:: DATA IN THIS EXERCISE ::
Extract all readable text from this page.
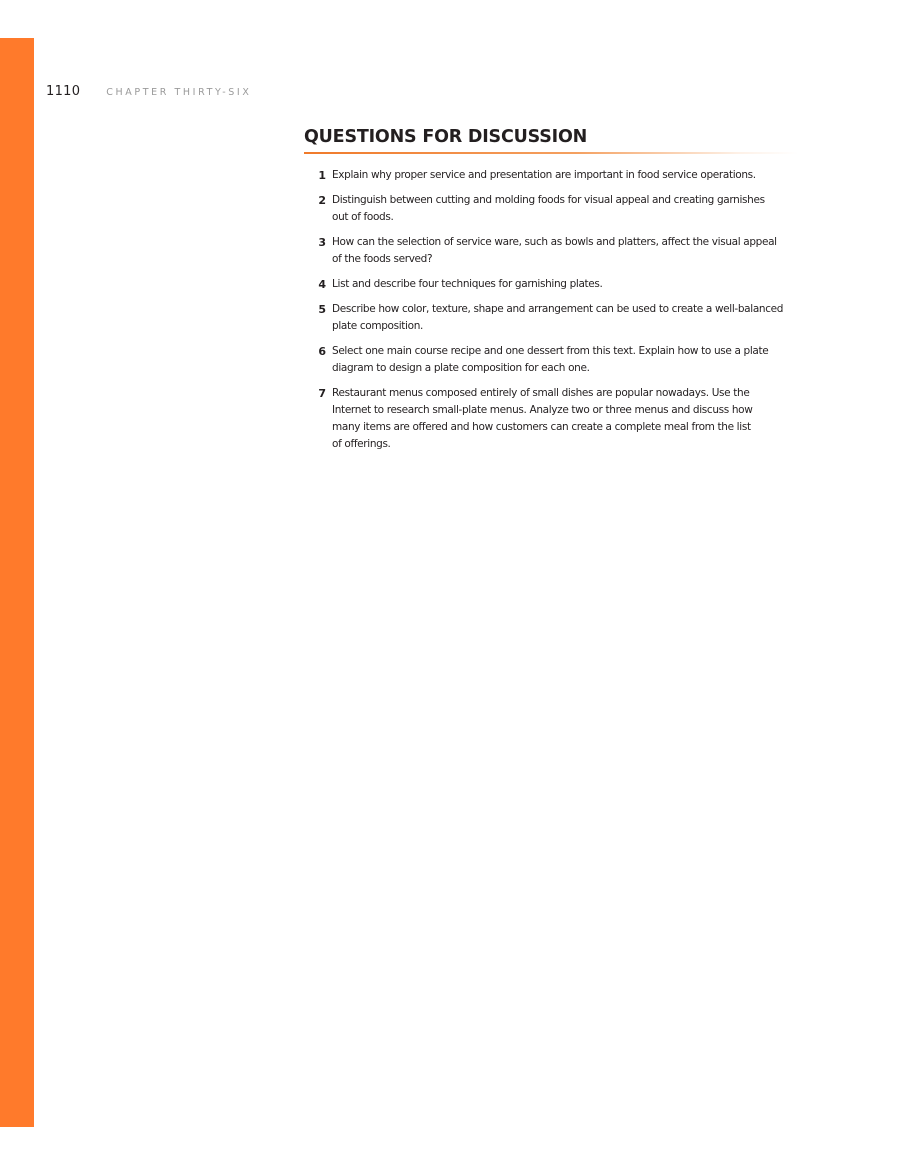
1110	CHAPTER THIRTY-SIX
QUESTIONS FOR DISCUSSION
1 Explain why proper service and presentation are important in food service operations.
2 Distinguish between cutting and molding foods for visual appeal and creating garnishes
out of foods.
3 How can the selection of service ware, such as bowls and platters, affect the visual appeal
of the foods served?
4 List and describe four techniques for garnishing plates.
5 Describe how color, texture, shape and arrangement can be used to create a well-balanced
plate composition.
6 Select one main course recipe and one dessert from this text. Explain how to use a plate
diagram to design a plate composition for each one.
7 Restaurant menus composed entirely of small dishes are popular nowadays. Use the
Internet to research small-plate menus. Analyze two or three menus and discuss how
many items are offered and how customers can create a complete meal from the list
of offerings.
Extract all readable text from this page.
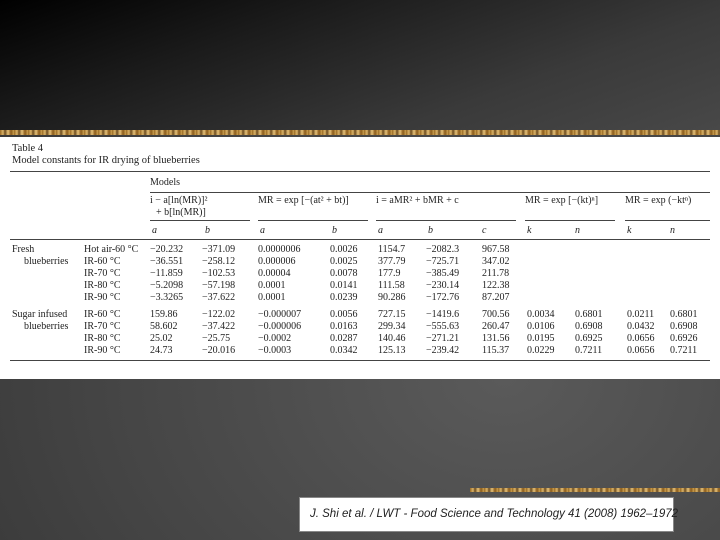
Table 4
Model constants for IR drying of blueberries
Models
i − a[ln(MR)]²
+ b[ln(MR)]
MR = exp [−(at² + bt)]	i = aMR² + bMR + c	MR = exp [−(kt)ⁿ]	MR = exp (−ktⁿ)
a	b	a	b	a	b	c	k	n	k	n
Fresh
blueberries
Hot air-60 °C −20.232 −371.09 0.0000006	0.0026 1154.7 −2082.3 967.58
IR-60 °C	−36.551 −258.12 0.000006	0.0025 377.79 −725.71 347.02
IR-70 °C	−11.859 −102.53 0.00004	0.0078 177.9	−385.49 211.78
IR-80 °C	−5.2098 −57.198 0.0001	0.0141 111.58 −230.14 122.38
IR-90 °C	−3.3265 −37.622 0.0001	0.0239 90.286 −172.76 87.207
Sugar infused
blueberries
IR-60 °C	159.86 −122.02 −0.000007	0.0056 727.15 −1419.6 700.56 0.0034 0.6801 0.0211 0.6801
IR-70 °C	58.602 −37.422 −0.000006	0.0163 299.34 −555.63 260.47 0.0106 0.6908 0.0432 0.6908
IR-80 °C	25.02	−25.75	−0.0002	0.0287 140.46 −271.21 131.56 0.0195 0.6925 0.0656 0.6926
IR-90 °C	24.73	−20.016 −0.0003	0.0342 125.13 −239.42 115.37 0.0229 0.7211 0.0656 0.7211
J. Shi et al. / LWT - Food Science and Technology 41 (2008) 1962–1972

:: TO BE DONE ::
Copy each line of the data that contains the word "create".

:: CORRECT OUTPUT ::
5 Describe how color, texture, shape and arrangement can be used to create a well-balanced
many items are offered and how customers can create a complete meal from the list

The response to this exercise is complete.